- Annotated region listings -
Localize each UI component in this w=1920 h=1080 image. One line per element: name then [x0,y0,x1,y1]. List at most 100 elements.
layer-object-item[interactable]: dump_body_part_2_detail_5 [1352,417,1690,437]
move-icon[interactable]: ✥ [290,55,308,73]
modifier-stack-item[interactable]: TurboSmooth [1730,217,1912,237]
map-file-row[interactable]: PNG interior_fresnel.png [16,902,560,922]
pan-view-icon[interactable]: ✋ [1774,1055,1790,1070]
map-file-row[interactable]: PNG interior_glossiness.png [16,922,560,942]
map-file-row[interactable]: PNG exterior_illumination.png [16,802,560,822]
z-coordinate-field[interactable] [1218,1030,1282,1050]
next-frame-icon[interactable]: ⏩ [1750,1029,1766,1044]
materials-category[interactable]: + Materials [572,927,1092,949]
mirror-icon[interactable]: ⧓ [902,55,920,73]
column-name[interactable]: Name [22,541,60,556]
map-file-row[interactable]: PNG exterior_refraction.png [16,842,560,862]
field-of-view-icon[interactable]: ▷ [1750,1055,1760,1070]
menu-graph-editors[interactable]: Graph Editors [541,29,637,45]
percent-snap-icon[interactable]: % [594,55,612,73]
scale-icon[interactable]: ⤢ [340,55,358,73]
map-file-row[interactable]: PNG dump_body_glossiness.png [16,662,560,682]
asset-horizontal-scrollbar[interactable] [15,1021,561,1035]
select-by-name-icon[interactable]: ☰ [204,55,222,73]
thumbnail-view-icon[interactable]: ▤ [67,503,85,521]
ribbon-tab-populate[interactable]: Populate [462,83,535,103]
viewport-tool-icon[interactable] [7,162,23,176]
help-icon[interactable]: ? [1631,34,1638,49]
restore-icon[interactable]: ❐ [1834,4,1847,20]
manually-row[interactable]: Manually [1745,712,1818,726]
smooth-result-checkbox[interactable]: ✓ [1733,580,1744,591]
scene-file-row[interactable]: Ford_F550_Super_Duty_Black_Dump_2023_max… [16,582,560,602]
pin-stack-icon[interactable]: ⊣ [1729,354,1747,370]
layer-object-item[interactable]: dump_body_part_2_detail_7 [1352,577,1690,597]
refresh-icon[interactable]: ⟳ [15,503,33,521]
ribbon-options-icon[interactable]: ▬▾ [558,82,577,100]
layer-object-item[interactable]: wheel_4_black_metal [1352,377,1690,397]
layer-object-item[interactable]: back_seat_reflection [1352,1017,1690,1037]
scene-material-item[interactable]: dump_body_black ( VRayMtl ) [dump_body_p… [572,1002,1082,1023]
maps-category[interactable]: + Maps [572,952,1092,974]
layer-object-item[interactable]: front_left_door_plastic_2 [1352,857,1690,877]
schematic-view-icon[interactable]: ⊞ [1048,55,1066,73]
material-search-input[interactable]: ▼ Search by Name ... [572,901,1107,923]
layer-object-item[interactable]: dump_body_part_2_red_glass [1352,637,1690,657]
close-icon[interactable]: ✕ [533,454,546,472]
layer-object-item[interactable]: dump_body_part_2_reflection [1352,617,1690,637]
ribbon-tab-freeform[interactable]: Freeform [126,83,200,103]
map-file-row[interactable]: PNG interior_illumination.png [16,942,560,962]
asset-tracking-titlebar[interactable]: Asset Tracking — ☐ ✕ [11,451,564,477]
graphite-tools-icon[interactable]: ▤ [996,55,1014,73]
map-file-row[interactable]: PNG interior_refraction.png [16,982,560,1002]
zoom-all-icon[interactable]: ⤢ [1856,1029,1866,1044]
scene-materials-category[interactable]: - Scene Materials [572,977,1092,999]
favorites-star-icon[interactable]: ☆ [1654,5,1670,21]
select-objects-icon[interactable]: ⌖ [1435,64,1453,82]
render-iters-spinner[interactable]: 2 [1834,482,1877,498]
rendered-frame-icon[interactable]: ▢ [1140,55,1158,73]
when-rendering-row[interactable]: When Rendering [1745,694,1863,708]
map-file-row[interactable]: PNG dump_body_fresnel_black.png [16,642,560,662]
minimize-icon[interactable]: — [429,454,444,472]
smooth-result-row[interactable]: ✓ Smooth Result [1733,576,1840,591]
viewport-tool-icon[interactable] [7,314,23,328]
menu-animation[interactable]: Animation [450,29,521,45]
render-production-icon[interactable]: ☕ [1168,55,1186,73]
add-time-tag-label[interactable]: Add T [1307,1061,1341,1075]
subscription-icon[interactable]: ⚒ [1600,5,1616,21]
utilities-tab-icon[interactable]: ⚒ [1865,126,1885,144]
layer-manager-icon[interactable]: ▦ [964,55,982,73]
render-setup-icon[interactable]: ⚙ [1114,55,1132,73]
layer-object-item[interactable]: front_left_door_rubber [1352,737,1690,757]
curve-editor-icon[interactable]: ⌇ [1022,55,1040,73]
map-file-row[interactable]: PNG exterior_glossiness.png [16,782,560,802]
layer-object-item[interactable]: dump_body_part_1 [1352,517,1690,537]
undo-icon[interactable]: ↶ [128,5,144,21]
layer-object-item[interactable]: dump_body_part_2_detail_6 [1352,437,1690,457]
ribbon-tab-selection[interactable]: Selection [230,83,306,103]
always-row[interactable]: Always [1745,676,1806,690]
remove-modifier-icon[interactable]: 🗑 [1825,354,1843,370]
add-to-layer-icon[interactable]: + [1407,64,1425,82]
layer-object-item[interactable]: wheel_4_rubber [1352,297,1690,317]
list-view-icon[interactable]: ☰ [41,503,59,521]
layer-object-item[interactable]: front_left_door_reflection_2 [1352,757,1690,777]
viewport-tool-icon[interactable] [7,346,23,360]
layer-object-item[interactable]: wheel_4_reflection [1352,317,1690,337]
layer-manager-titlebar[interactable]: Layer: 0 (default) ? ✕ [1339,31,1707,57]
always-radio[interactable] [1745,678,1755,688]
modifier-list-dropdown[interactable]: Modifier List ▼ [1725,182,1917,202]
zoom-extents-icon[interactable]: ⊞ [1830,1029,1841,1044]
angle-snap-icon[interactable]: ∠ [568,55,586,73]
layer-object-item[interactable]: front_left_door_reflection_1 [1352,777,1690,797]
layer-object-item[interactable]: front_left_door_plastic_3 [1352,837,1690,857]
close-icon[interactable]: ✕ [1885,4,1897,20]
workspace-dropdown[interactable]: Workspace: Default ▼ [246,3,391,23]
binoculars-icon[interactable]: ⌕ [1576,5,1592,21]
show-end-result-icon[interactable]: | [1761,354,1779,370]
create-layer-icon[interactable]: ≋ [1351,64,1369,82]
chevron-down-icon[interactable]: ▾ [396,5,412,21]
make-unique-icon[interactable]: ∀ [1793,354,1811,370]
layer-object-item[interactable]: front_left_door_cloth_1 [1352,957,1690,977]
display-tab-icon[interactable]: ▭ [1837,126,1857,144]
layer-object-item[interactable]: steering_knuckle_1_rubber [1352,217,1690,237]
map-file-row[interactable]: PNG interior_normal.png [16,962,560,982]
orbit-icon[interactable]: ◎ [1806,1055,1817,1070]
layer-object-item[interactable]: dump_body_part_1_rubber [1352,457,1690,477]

- WHAT IS EXPECTED -
Rewrite the lines above as a numbered list, skipping any blank lines.

- TASK SOLUTION -
1. Localize each UI component in this w=1920 h=1080 image. One line per element: name then [x0,y0,x1,y1]. List at most 100 elements.
2. layer-object-item[interactable]: dump_body_part_2_detail_5 [1352,417,1690,437]
3. move-icon[interactable]: ✥ [290,55,308,73]
4. modifier-stack-item[interactable]: TurboSmooth [1730,217,1912,237]
5. map-file-row[interactable]: PNG interior_fresnel.png [16,902,560,922]
6. pan-view-icon[interactable]: ✋ [1774,1055,1790,1070]
7. map-file-row[interactable]: PNG interior_glossiness.png [16,922,560,942]
8. map-file-row[interactable]: PNG exterior_illumination.png [16,802,560,822]
9. z-coordinate-field[interactable] [1218,1030,1282,1050]
10. next-frame-icon[interactable]: ⏩ [1750,1029,1766,1044]
11. materials-category[interactable]: + Materials [572,927,1092,949]
12. mirror-icon[interactable]: ⧓ [902,55,920,73]
13. column-name[interactable]: Name [22,541,60,556]
14. map-file-row[interactable]: PNG exterior_refraction.png [16,842,560,862]
15. field-of-view-icon[interactable]: ▷ [1750,1055,1760,1070]
16. menu-graph-editors[interactable]: Graph Editors [541,29,637,45]
17. percent-snap-icon[interactable]: % [594,55,612,73]
18. scale-icon[interactable]: ⤢ [340,55,358,73]
19. map-file-row[interactable]: PNG dump_body_glossiness.png [16,662,560,682]
20. asset-horizontal-scrollbar[interactable] [15,1021,561,1035]
21. select-by-name-icon[interactable]: ☰ [204,55,222,73]
22. thumbnail-view-icon[interactable]: ▤ [67,503,85,521]
23. ribbon-tab-populate[interactable]: Populate [462,83,535,103]
24. viewport-tool-icon[interactable] [7,162,23,176]
25. help-icon[interactable]: ? [1631,34,1638,49]
26. restore-icon[interactable]: ❐ [1834,4,1847,20]
27. manually-row[interactable]: Manually [1745,712,1818,726]
28. smooth-result-checkbox[interactable]: ✓ [1733,580,1744,591]
29. scene-file-row[interactable]: Ford_F550_Super_Duty_Black_Dump_2023_max… [16,582,560,602]
30. pin-stack-icon[interactable]: ⊣ [1729,354,1747,370]
31. layer-object-item[interactable]: dump_body_part_2_detail_7 [1352,577,1690,597]
32. refresh-icon[interactable]: ⟳ [15,503,33,521]
33. ribbon-options-icon[interactable]: ▬▾ [558,82,577,100]
34. layer-object-item[interactable]: wheel_4_black_metal [1352,377,1690,397]
35. layer-object-item[interactable]: back_seat_reflection [1352,1017,1690,1037]
36. scene-material-item[interactable]: dump_body_black ( VRayMtl ) [dump_body_p… [572,1002,1082,1023]
37. maps-category[interactable]: + Maps [572,952,1092,974]
38. layer-object-item[interactable]: front_left_door_plastic_2 [1352,857,1690,877]
39. schematic-view-icon[interactable]: ⊞ [1048,55,1066,73]
40. material-search-input[interactable]: ▼ Search by Name ... [572,901,1107,923]
41. layer-object-item[interactable]: dump_body_part_2_red_glass [1352,637,1690,657]
42. close-icon[interactable]: ✕ [533,454,546,472]
43. layer-object-item[interactable]: dump_body_part_2_reflection [1352,617,1690,637]
44. ribbon-tab-freeform[interactable]: Freeform [126,83,200,103]
45. map-file-row[interactable]: PNG interior_illumination.png [16,942,560,962]
46. asset-tracking-titlebar[interactable]: Asset Tracking — ☐ ✕ [11,451,564,477]
47. graphite-tools-icon[interactable]: ▤ [996,55,1014,73]
48. map-file-row[interactable]: PNG interior_refraction.png [16,982,560,1002]
49. zoom-all-icon[interactable]: ⤢ [1856,1029,1866,1044]
50. scene-materials-category[interactable]: - Scene Materials [572,977,1092,999]
51. favorites-star-icon[interactable]: ☆ [1654,5,1670,21]
52. select-objects-icon[interactable]: ⌖ [1435,64,1453,82]
53. render-iters-spinner[interactable]: 2 [1834,482,1877,498]
54. rendered-frame-icon[interactable]: ▢ [1140,55,1158,73]
55. when-rendering-row[interactable]: When Rendering [1745,694,1863,708]
56. map-file-row[interactable]: PNG dump_body_fresnel_black.png [16,642,560,662]
57. minimize-icon[interactable]: — [429,454,444,472]
58. smooth-result-row[interactable]: ✓ Smooth Result [1733,576,1840,591]
59. viewport-tool-icon[interactable] [7,314,23,328]
60. menu-animation[interactable]: Animation [450,29,521,45]
61. render-production-icon[interactable]: ☕ [1168,55,1186,73]
62. add-time-tag-label[interactable]: Add T [1307,1061,1341,1075]
63. subscription-icon[interactable]: ⚒ [1600,5,1616,21]
64. utilities-tab-icon[interactable]: ⚒ [1865,126,1885,144]
65. layer-manager-icon[interactable]: ▦ [964,55,982,73]
66. render-setup-icon[interactable]: ⚙ [1114,55,1132,73]
67. layer-object-item[interactable]: front_left_door_rubber [1352,737,1690,757]
68. curve-editor-icon[interactable]: ⌇ [1022,55,1040,73]
69. map-file-row[interactable]: PNG exterior_glossiness.png [16,782,560,802]
70. layer-object-item[interactable]: dump_body_part_1 [1352,517,1690,537]
71. undo-icon[interactable]: ↶ [128,5,144,21]
72. layer-object-item[interactable]: dump_body_part_2_detail_6 [1352,437,1690,457]
73. ribbon-tab-selection[interactable]: Selection [230,83,306,103]
74. always-row[interactable]: Always [1745,676,1806,690]
75. remove-modifier-icon[interactable]: 🗑 [1825,354,1843,370]
76. add-to-layer-icon[interactable]: + [1407,64,1425,82]
77. layer-object-item[interactable]: wheel_4_rubber [1352,297,1690,317]
78. list-view-icon[interactable]: ☰ [41,503,59,521]
79. layer-object-item[interactable]: front_left_door_reflection_2 [1352,757,1690,777]
80. viewport-tool-icon[interactable] [7,346,23,360]
81. layer-object-item[interactable]: wheel_4_reflection [1352,317,1690,337]
82. layer-manager-titlebar[interactable]: Layer: 0 (default) ? ✕ [1339,31,1707,57]
83. always-radio[interactable] [1745,678,1755,688]
84. modifier-list-dropdown[interactable]: Modifier List ▼ [1725,182,1917,202]
85. zoom-extents-icon[interactable]: ⊞ [1830,1029,1841,1044]
86. angle-snap-icon[interactable]: ∠ [568,55,586,73]
87. layer-object-item[interactable]: front_left_door_reflection_1 [1352,777,1690,797]
88. layer-object-item[interactable]: front_left_door_plastic_3 [1352,837,1690,857]
89. close-icon[interactable]: ✕ [1885,4,1897,20]
90. workspace-dropdown[interactable]: Workspace: Default ▼ [246,3,391,23]
91. binoculars-icon[interactable]: ⌕ [1576,5,1592,21]
92. show-end-result-icon[interactable]: | [1761,354,1779,370]
93. create-layer-icon[interactable]: ≋ [1351,64,1369,82]
94. chevron-down-icon[interactable]: ▾ [396,5,412,21]
95. make-unique-icon[interactable]: ∀ [1793,354,1811,370]
96. layer-object-item[interactable]: front_left_door_cloth_1 [1352,957,1690,977]
97. display-tab-icon[interactable]: ▭ [1837,126,1857,144]
98. layer-object-item[interactable]: steering_knuckle_1_rubber [1352,217,1690,237]
99. map-file-row[interactable]: PNG interior_normal.png [16,962,560,982]
100. orbit-icon[interactable]: ◎ [1806,1055,1817,1070]
101. layer-object-item[interactable]: dump_body_part_1_rubber [1352,457,1690,477]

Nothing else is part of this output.